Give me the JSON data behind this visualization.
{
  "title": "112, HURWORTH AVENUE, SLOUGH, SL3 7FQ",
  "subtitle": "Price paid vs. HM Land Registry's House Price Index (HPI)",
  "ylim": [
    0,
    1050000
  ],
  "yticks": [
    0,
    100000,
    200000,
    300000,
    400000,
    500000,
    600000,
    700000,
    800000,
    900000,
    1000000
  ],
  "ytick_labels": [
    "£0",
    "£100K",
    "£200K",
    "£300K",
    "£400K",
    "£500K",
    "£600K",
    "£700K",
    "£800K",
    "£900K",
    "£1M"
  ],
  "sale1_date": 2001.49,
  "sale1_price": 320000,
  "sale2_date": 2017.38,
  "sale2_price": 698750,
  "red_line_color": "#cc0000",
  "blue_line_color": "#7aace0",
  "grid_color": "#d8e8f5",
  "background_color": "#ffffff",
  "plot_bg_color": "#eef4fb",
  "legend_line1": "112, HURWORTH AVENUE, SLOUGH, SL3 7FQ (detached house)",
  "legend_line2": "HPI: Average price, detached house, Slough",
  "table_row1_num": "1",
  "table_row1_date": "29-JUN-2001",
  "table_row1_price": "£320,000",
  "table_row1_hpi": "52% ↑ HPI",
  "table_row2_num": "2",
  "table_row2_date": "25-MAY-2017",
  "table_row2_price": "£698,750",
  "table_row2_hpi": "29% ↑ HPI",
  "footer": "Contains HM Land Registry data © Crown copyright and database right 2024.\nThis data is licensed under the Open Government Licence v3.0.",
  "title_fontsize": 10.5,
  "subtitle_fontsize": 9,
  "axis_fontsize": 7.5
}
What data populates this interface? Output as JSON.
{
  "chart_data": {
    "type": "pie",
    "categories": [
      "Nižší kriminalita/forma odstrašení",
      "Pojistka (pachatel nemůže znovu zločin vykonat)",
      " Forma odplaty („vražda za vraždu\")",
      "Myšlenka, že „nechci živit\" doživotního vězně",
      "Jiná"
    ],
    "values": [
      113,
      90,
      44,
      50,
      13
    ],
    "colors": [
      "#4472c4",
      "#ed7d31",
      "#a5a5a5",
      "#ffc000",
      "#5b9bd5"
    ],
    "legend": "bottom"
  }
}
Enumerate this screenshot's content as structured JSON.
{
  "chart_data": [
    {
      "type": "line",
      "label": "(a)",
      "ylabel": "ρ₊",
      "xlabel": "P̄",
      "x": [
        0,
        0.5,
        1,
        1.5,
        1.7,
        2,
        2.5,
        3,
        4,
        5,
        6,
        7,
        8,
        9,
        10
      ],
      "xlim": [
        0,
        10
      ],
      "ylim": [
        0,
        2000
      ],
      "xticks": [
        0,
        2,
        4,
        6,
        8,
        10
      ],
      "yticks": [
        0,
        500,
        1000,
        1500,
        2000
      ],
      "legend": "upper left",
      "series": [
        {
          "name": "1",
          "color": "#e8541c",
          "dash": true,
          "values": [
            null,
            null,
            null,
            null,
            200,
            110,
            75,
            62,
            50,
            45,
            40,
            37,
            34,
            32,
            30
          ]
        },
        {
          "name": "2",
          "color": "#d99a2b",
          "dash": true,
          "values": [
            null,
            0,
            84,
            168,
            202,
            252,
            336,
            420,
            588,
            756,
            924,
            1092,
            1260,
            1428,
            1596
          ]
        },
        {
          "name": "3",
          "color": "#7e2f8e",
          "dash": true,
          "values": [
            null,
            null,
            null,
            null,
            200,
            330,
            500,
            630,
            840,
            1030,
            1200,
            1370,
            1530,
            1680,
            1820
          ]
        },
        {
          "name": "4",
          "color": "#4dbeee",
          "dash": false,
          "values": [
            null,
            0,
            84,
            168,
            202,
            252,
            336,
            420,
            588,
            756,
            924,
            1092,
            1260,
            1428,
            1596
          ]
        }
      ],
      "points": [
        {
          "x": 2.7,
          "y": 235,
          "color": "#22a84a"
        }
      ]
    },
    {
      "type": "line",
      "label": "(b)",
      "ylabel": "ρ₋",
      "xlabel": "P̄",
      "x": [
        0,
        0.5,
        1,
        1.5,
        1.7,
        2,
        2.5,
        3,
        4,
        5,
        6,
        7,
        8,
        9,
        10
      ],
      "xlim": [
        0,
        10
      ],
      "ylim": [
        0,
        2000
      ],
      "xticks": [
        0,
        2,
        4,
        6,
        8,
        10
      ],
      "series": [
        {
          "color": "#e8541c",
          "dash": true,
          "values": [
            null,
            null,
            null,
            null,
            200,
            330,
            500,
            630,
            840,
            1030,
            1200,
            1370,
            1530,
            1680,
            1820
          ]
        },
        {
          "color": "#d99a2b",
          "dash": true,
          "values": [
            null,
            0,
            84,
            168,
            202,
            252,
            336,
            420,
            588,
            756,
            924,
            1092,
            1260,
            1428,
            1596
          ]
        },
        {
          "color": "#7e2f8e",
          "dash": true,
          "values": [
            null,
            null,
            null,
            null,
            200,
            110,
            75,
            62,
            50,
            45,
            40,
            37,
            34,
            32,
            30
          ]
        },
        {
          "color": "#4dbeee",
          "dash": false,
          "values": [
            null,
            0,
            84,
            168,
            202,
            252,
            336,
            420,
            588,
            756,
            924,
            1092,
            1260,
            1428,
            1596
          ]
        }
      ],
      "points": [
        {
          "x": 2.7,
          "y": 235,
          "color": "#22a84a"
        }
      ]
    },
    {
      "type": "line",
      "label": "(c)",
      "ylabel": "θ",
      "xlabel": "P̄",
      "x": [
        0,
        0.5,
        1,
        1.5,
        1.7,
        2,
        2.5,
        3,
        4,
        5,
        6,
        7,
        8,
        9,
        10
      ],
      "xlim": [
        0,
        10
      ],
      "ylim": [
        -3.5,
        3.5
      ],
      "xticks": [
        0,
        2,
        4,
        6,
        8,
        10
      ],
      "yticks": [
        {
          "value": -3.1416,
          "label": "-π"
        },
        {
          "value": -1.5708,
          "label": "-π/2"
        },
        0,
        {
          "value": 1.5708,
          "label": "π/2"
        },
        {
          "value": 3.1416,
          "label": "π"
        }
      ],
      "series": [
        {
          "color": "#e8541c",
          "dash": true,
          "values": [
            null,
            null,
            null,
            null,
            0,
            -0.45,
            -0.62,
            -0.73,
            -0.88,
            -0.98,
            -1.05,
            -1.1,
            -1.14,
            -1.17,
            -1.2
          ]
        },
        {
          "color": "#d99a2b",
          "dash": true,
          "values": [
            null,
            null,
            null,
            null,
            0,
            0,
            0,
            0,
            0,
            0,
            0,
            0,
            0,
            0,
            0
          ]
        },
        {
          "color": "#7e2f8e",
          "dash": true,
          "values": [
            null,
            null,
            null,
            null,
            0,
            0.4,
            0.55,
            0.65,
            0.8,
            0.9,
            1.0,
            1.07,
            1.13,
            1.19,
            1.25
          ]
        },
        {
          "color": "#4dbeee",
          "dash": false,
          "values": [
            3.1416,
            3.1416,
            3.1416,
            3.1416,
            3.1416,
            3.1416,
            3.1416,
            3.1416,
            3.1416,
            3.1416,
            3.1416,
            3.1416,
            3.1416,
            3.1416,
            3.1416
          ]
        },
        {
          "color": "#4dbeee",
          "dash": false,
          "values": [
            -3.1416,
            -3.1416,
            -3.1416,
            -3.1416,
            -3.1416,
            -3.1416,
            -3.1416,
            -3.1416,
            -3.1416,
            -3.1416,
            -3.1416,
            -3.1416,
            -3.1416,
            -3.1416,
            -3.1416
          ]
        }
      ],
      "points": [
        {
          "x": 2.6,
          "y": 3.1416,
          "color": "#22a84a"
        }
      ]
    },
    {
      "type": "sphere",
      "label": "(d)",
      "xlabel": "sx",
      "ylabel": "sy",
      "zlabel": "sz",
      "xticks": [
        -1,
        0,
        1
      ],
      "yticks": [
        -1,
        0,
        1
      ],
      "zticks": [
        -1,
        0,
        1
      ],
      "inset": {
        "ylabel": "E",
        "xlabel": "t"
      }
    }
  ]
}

____

Select the lines in this material that hold the word "AVENUE", leaving none out.

  "title": "112, HURWORTH AVENUE, SLOUGH, SL3 7FQ",
  "legend_line1": "112, HURWORTH AVENUE, SLOUGH, SL3 7FQ (detached house)",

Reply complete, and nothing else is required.